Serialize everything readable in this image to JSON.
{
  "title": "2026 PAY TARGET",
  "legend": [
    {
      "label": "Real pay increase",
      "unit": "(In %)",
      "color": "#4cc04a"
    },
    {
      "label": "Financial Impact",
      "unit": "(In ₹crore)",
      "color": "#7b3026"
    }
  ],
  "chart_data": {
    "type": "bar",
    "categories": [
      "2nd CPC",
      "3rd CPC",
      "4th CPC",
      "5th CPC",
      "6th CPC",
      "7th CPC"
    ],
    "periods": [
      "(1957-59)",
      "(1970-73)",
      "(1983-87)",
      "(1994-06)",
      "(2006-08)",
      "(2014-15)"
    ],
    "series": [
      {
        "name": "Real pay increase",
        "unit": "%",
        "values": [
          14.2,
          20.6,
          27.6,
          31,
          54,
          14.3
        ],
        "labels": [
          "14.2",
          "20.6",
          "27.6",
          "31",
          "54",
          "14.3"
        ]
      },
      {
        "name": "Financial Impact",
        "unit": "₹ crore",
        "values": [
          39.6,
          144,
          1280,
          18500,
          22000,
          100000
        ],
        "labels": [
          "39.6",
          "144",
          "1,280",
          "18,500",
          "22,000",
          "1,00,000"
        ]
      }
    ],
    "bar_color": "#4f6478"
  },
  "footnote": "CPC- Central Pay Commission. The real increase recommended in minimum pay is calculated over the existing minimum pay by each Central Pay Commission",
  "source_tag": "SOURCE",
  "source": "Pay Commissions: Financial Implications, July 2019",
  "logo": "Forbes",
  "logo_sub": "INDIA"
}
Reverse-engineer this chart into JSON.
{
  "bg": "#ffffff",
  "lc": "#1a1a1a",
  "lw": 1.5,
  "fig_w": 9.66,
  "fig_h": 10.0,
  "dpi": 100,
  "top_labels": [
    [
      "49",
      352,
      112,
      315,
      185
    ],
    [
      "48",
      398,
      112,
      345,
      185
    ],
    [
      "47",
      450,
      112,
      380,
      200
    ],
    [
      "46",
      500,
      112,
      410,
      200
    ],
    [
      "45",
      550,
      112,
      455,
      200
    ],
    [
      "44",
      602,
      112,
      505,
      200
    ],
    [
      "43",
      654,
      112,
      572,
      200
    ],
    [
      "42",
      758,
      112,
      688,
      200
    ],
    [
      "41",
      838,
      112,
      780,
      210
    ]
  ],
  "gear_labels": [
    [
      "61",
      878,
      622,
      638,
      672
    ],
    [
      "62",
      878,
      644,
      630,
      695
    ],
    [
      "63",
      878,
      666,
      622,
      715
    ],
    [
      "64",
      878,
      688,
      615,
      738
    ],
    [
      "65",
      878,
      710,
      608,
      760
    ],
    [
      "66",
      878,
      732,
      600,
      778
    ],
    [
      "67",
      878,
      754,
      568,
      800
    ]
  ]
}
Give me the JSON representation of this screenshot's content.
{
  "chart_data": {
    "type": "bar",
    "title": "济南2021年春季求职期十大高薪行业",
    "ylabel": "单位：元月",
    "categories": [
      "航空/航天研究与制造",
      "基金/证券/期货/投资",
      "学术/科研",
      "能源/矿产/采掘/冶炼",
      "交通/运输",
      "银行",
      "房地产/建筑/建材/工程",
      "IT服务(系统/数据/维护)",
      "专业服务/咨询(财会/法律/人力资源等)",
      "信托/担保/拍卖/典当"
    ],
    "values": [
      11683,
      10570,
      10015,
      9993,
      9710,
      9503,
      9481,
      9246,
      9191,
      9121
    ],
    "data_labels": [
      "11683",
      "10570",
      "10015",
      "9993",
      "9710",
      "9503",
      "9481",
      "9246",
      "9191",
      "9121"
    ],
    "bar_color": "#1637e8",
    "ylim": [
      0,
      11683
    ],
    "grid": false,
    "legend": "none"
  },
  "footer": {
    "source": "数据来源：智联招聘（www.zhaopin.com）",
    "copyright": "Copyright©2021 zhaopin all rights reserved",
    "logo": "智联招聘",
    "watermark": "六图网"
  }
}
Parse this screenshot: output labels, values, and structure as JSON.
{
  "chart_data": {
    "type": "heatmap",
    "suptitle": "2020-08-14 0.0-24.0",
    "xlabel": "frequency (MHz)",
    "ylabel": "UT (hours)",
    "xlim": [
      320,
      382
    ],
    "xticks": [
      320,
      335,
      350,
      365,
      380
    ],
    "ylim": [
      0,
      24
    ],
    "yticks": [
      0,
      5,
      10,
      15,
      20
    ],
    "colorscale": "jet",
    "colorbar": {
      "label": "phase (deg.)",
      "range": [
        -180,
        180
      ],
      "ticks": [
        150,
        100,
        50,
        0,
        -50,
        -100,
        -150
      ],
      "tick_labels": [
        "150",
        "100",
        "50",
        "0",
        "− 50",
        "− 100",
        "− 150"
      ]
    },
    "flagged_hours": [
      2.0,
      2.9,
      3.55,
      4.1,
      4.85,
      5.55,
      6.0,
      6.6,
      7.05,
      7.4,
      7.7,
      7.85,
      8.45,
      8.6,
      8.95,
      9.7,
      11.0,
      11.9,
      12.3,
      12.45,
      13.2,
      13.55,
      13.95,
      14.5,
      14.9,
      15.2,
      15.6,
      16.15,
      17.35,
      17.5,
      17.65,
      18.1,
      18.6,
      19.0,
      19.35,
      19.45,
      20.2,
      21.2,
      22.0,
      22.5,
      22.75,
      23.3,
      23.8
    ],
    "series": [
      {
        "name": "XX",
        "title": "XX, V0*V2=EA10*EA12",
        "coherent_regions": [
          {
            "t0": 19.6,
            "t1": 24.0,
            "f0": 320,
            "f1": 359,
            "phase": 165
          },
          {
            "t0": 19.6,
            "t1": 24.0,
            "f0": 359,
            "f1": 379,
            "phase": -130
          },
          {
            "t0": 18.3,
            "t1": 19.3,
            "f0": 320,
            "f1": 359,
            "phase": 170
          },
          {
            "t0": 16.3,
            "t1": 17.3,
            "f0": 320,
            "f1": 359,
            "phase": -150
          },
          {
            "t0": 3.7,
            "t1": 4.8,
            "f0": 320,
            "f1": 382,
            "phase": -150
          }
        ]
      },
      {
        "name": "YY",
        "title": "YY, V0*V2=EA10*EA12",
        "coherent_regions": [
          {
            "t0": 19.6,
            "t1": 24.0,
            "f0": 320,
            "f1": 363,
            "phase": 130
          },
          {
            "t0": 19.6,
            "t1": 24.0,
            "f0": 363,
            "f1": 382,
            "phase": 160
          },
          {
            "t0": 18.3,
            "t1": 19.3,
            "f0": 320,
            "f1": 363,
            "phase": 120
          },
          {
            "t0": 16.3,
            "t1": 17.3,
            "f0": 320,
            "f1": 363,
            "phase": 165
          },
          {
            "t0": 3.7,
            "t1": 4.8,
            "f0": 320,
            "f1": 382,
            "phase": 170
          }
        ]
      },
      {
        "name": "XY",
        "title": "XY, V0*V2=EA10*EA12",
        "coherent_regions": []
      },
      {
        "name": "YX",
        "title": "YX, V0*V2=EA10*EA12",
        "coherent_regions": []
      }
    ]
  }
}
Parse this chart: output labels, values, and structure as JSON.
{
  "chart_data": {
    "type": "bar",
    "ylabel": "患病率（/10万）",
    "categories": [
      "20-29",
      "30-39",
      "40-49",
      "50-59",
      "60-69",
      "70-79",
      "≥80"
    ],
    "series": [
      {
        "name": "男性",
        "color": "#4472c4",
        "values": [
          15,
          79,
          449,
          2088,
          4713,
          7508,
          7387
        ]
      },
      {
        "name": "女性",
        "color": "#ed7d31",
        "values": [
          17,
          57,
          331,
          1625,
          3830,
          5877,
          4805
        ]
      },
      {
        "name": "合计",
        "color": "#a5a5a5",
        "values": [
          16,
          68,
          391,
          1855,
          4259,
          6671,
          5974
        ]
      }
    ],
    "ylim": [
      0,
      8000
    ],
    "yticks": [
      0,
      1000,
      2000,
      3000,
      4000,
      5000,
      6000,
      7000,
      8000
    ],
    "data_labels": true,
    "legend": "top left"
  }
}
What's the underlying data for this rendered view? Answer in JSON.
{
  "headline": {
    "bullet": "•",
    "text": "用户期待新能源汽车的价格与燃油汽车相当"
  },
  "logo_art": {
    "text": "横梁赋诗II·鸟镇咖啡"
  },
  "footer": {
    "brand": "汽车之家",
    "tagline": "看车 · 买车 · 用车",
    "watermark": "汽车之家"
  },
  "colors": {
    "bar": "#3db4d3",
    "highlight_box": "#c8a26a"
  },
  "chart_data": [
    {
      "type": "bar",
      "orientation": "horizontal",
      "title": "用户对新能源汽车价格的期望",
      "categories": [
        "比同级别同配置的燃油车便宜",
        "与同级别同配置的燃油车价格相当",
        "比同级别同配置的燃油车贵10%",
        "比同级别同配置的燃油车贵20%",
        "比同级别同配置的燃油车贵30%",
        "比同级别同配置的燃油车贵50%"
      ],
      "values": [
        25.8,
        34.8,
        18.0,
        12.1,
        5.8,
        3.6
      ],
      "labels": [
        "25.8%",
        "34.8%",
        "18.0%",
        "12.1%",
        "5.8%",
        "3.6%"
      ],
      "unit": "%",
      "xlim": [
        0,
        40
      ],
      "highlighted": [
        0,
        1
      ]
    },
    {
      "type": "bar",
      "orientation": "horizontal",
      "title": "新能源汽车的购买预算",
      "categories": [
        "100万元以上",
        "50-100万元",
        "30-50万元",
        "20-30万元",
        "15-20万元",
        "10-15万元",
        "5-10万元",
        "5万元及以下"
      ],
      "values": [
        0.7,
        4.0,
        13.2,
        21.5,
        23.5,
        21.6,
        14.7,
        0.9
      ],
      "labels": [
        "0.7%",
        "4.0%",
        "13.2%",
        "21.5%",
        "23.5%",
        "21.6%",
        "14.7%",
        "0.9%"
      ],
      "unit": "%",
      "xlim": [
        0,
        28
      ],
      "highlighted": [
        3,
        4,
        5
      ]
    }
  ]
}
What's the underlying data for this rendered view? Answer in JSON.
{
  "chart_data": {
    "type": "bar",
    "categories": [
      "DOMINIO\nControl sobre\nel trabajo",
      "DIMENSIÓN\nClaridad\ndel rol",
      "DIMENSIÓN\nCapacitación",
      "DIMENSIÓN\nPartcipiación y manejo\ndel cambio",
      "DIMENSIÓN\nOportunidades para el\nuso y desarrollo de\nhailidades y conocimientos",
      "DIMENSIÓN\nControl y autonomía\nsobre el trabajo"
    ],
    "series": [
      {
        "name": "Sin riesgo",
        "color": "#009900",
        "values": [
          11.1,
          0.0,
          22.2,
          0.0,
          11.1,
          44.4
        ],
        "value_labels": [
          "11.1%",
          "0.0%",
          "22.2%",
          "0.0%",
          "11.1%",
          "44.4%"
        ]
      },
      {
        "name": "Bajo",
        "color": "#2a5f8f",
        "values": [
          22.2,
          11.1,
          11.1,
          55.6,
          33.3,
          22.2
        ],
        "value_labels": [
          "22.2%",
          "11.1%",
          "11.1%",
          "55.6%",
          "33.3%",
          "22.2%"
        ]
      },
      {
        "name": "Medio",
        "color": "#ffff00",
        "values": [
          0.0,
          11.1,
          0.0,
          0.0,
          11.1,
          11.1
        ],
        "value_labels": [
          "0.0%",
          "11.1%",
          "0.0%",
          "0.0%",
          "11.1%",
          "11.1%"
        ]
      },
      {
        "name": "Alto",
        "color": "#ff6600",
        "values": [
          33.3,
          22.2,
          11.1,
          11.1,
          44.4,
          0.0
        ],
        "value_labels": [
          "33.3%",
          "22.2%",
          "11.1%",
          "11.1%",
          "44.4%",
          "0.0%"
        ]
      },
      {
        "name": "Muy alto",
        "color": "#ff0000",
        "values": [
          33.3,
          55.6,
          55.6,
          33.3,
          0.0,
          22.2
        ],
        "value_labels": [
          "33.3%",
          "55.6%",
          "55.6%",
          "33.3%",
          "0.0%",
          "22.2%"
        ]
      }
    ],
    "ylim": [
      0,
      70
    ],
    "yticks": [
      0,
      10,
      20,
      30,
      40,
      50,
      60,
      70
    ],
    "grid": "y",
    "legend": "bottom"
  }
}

+===+

EXERCISE BRIEF: Copy out all lines from the material above that contain the string "legend".

EXPECTED OUTPUT:
  "legend": [
    "legend": "none"
    "legend": "top left"
    "legend": "bottom"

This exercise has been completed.